### STATED PROBLEM
For every line in the data below that contains "Januar", copy the line.

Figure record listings
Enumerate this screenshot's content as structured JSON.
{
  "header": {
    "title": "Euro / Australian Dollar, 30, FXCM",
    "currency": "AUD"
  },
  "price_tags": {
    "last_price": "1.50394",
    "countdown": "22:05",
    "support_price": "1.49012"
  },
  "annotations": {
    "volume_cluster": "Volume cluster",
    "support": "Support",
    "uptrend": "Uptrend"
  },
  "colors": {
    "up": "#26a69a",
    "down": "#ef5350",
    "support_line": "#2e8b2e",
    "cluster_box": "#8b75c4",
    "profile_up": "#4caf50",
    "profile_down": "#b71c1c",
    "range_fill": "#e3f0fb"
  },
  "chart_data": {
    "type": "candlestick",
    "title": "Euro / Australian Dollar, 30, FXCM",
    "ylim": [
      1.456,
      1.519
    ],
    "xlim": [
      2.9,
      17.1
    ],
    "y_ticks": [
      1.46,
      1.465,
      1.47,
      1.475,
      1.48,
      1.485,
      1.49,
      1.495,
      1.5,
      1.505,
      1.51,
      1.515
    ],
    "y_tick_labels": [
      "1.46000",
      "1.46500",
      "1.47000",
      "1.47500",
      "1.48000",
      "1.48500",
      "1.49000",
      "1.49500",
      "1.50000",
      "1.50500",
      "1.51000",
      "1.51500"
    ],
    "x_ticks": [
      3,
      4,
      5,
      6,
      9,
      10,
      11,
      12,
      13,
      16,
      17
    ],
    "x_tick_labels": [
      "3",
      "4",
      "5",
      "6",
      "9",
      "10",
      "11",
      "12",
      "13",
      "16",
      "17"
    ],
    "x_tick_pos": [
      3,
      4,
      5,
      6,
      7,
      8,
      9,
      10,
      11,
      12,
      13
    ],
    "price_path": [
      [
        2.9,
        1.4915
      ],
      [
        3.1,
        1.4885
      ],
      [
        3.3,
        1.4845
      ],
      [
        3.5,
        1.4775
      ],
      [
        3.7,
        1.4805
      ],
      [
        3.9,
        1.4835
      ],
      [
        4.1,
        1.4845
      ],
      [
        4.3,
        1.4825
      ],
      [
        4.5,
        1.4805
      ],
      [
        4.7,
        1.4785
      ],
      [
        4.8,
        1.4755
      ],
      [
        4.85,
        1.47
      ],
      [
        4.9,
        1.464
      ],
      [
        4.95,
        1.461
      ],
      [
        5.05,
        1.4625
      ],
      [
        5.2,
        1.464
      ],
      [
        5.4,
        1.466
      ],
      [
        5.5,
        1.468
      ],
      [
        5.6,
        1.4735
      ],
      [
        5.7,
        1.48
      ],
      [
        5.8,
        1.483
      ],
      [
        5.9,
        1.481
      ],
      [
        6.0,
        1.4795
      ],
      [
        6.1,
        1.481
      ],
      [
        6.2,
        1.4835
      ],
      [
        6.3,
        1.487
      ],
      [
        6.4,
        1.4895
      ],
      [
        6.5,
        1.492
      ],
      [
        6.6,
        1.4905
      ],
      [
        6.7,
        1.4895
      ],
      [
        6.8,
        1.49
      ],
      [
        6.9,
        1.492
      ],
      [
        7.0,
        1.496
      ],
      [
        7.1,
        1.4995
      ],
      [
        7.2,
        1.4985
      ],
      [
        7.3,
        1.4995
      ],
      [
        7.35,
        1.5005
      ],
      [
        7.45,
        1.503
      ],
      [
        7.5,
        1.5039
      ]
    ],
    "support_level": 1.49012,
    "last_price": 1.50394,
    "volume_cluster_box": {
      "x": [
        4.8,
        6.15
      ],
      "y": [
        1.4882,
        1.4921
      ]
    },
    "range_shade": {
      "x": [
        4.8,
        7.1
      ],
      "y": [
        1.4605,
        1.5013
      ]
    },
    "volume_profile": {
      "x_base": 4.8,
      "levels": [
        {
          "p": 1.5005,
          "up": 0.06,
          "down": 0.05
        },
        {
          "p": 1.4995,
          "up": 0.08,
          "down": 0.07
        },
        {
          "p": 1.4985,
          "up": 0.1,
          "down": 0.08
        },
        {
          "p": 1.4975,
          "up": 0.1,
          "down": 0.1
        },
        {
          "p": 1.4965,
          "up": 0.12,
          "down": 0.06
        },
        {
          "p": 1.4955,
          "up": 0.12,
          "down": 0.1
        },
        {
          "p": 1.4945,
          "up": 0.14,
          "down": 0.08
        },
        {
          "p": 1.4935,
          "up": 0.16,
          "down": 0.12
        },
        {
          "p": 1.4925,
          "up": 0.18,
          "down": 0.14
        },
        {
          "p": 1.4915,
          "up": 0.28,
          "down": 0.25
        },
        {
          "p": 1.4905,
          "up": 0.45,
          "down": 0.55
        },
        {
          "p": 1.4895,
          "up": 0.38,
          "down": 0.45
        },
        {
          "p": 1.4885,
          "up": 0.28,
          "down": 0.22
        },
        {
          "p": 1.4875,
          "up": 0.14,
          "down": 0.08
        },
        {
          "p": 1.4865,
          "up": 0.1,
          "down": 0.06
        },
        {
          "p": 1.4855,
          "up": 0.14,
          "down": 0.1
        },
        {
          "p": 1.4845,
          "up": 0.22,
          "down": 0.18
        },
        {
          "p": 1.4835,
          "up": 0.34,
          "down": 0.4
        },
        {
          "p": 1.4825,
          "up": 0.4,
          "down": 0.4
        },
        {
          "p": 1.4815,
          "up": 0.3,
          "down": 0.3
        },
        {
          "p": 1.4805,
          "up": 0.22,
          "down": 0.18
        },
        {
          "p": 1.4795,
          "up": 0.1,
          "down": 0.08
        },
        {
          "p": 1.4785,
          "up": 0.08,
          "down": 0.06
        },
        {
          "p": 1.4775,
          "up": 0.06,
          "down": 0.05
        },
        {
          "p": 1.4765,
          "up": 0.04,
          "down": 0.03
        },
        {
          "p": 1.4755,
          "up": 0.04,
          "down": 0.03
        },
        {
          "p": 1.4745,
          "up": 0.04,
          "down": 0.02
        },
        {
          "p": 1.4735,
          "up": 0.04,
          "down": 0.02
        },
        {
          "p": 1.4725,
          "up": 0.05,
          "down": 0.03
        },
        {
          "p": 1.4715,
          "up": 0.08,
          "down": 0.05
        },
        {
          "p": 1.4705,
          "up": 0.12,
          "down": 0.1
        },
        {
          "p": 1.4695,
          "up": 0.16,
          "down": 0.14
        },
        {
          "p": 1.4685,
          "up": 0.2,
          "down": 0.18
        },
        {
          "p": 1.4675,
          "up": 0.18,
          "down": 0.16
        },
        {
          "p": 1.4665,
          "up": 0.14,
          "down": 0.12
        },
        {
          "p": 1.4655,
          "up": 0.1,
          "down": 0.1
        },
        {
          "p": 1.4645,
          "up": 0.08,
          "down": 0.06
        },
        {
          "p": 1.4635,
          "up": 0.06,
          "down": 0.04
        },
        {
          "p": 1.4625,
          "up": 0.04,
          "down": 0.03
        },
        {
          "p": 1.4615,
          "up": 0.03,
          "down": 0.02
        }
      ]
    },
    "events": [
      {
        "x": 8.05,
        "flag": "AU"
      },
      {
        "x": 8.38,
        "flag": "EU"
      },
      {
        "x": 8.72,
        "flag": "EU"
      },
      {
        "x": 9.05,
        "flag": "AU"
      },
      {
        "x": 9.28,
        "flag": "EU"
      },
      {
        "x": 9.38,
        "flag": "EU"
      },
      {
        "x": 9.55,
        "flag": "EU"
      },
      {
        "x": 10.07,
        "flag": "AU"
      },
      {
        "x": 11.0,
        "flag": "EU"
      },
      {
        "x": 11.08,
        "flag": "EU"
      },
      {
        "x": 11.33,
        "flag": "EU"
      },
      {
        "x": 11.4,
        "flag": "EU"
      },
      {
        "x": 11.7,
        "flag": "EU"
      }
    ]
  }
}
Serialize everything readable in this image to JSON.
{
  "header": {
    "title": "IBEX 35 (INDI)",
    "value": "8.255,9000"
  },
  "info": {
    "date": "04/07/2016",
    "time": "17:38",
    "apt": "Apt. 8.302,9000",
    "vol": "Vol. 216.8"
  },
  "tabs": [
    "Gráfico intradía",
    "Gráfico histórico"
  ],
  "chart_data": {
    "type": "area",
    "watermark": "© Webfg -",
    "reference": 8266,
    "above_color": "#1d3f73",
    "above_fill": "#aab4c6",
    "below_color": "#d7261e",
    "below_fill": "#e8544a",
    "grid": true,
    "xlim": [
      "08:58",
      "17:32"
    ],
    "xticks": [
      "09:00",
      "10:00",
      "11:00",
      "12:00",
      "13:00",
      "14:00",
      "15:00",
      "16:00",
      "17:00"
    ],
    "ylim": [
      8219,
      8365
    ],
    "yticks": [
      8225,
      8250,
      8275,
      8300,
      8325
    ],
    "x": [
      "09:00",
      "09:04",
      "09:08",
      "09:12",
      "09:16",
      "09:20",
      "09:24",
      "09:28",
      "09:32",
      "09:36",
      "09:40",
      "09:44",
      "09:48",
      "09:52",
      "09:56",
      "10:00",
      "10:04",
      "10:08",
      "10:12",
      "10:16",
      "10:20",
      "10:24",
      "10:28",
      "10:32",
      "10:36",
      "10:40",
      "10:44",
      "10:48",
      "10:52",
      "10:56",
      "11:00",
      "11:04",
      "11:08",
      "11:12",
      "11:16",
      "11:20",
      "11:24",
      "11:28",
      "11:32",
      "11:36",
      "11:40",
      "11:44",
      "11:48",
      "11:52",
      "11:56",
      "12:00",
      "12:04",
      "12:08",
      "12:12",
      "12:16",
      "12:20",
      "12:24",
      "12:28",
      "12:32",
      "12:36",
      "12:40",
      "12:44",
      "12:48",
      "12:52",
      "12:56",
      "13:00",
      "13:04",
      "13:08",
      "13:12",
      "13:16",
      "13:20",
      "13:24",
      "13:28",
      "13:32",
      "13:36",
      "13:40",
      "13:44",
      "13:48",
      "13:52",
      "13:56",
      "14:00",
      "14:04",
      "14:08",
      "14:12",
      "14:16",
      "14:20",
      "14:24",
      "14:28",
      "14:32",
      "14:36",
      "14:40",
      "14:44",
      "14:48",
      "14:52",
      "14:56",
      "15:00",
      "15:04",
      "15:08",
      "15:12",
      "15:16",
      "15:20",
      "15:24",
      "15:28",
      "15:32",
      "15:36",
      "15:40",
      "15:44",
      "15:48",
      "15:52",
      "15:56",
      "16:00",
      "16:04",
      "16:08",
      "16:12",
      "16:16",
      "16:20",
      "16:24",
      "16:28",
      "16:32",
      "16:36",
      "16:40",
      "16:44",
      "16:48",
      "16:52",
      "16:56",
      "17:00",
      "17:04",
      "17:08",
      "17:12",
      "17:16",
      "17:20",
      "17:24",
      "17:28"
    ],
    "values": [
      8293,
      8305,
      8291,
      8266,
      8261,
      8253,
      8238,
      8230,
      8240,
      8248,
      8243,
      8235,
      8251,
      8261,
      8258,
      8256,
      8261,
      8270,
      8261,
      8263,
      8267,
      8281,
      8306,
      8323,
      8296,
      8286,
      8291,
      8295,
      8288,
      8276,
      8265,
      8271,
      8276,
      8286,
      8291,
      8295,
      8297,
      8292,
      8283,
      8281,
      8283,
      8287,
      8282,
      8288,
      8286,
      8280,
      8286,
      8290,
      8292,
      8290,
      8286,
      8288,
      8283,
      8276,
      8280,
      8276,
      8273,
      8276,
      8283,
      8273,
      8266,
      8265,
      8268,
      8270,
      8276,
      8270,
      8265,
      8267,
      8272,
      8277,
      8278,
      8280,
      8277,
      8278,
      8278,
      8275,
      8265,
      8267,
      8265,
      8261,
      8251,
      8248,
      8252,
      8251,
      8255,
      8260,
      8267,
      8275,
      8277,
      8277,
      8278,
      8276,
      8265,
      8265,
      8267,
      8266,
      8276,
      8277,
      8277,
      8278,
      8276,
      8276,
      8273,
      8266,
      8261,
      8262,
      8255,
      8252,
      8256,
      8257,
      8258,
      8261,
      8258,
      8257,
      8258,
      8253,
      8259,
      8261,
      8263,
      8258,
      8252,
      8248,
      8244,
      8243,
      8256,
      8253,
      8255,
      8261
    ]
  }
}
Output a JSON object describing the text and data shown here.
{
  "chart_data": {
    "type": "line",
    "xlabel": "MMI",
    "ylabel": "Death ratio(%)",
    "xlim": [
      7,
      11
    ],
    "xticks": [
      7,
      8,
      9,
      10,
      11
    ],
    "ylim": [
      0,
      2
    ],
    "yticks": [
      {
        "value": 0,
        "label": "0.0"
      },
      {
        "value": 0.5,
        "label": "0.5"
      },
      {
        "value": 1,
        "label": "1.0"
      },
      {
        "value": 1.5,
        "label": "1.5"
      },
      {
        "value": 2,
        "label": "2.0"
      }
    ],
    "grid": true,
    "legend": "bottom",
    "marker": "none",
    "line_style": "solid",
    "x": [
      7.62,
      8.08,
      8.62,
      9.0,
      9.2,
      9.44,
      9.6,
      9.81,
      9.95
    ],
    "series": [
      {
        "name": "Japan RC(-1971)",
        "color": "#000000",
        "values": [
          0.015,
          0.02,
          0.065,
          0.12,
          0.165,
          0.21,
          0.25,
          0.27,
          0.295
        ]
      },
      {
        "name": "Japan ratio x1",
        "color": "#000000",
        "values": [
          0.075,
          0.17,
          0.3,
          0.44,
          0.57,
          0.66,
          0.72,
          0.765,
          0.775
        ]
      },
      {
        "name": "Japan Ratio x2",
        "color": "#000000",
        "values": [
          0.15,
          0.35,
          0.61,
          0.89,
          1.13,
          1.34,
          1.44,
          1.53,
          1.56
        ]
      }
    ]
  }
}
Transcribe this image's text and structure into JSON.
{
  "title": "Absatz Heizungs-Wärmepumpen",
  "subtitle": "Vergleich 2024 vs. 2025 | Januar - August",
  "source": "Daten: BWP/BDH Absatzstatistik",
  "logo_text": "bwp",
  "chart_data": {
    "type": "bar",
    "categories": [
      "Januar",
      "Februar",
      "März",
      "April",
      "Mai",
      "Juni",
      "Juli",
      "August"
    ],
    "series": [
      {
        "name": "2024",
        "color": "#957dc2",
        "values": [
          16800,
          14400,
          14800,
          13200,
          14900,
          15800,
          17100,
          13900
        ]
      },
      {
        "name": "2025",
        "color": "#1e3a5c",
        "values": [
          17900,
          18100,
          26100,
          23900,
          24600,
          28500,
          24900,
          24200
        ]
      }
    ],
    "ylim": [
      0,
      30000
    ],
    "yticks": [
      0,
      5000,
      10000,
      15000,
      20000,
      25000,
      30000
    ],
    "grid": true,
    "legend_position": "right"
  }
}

### FINAL RESULT
  "subtitle": "Vergleich 2024 vs. 2025 | Januar - August",
      "Januar",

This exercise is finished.